> **TASK TO CARRY OUT**: Sift the material for lines containing "kann", and return them.
————
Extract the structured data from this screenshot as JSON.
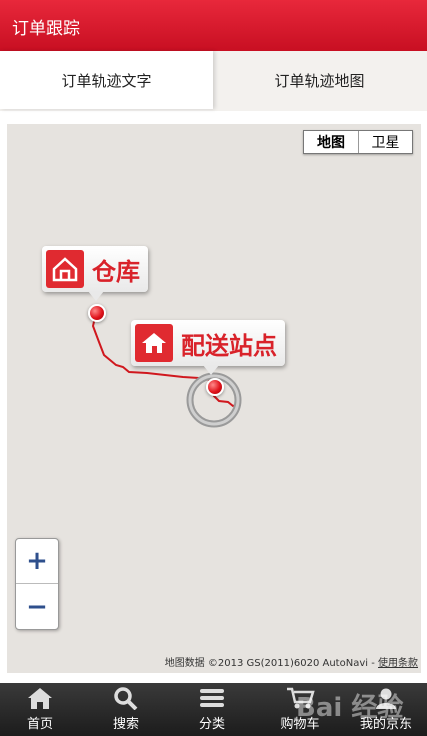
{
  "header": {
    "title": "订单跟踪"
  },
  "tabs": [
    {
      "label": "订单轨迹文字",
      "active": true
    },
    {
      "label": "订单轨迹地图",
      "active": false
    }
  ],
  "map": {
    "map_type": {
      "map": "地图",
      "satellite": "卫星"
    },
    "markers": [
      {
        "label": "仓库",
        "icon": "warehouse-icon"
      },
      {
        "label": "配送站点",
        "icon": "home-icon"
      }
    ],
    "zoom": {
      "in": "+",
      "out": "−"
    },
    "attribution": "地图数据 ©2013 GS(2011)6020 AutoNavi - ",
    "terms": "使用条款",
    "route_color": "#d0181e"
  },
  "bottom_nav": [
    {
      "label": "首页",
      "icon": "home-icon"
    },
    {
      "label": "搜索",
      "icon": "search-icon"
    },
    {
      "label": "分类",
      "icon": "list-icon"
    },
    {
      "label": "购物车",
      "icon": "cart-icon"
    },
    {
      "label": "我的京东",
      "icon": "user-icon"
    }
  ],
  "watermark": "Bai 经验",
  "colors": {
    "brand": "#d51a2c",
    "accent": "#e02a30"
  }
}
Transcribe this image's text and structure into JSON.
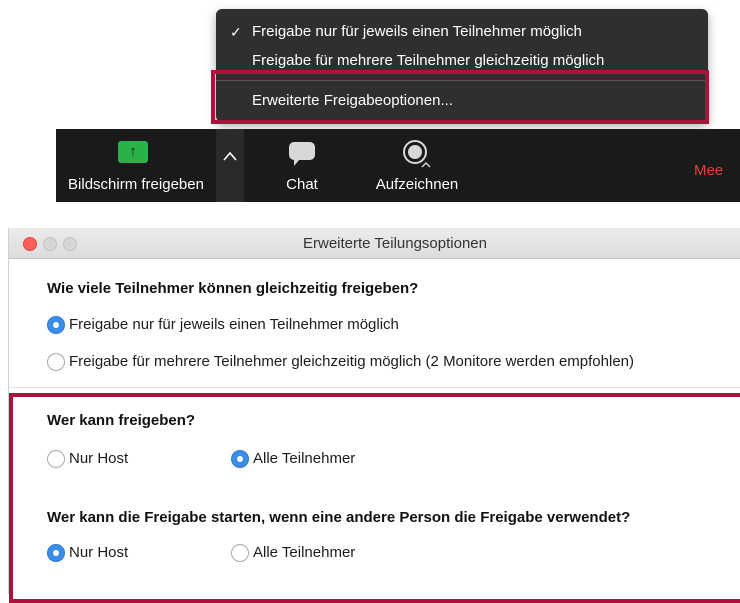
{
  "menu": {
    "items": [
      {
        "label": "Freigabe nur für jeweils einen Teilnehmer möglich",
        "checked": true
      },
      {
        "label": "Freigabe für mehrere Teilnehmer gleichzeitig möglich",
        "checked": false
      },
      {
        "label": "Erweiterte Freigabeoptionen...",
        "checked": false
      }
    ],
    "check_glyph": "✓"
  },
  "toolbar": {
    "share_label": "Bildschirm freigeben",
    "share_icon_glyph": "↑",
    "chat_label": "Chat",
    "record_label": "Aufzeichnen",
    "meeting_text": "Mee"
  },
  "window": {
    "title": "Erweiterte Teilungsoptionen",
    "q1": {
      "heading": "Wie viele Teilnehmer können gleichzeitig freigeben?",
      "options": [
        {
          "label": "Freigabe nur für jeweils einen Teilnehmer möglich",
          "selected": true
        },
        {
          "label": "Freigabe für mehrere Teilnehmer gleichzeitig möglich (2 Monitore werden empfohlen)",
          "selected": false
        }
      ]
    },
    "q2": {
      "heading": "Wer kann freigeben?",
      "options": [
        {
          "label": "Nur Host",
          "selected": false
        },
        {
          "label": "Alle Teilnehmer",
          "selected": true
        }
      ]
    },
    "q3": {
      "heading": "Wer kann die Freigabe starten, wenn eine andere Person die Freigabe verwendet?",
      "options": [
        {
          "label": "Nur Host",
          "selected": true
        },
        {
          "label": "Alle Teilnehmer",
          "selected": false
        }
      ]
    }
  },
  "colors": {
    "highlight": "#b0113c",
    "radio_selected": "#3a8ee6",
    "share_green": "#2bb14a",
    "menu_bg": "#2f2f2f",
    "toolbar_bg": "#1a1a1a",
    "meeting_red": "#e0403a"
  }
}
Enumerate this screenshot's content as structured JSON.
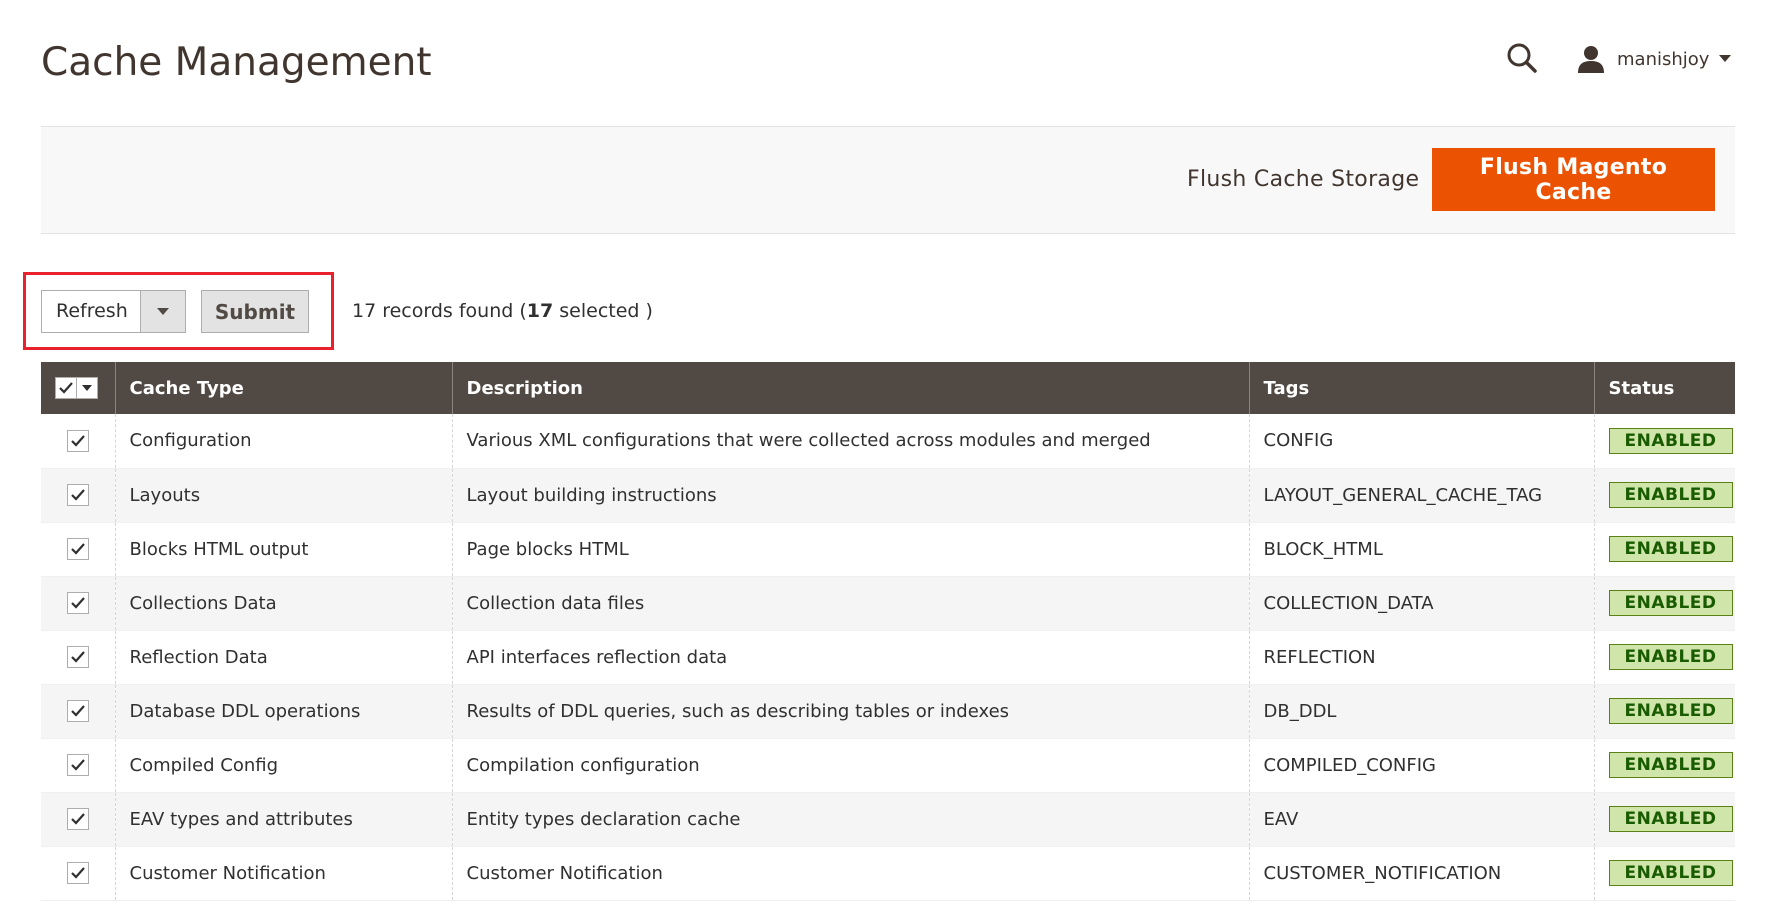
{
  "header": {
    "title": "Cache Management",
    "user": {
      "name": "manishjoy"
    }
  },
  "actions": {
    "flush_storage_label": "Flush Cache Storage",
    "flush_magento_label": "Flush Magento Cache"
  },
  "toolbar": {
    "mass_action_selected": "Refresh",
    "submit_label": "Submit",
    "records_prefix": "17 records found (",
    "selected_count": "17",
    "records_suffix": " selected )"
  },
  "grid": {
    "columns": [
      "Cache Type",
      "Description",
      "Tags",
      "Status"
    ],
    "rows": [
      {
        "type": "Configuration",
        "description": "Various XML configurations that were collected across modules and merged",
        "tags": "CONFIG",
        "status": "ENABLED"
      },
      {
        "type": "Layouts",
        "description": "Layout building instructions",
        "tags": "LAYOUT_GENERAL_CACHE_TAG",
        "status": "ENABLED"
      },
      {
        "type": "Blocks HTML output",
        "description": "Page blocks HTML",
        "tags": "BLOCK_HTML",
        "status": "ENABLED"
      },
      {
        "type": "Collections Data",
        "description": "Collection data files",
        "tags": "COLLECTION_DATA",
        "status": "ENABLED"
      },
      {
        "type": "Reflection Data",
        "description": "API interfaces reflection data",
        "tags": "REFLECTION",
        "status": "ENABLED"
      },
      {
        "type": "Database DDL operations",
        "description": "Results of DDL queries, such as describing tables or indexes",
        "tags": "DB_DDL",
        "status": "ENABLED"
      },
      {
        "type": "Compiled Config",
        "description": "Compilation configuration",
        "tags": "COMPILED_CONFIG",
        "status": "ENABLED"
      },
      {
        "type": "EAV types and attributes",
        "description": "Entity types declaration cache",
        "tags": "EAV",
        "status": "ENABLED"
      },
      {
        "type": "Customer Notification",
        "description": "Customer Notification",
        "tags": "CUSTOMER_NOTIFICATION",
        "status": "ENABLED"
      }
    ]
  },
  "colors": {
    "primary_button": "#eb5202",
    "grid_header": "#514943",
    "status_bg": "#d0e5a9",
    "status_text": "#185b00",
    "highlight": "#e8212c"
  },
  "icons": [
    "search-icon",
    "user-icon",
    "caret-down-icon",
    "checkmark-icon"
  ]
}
————
> **RESPONSE TO THE EXERCISE**:
      "heading": "Wer kann freigeben?",
      "heading": "Wer kann die Freigabe starten, wenn eine andere Person die Freigabe verwendet?",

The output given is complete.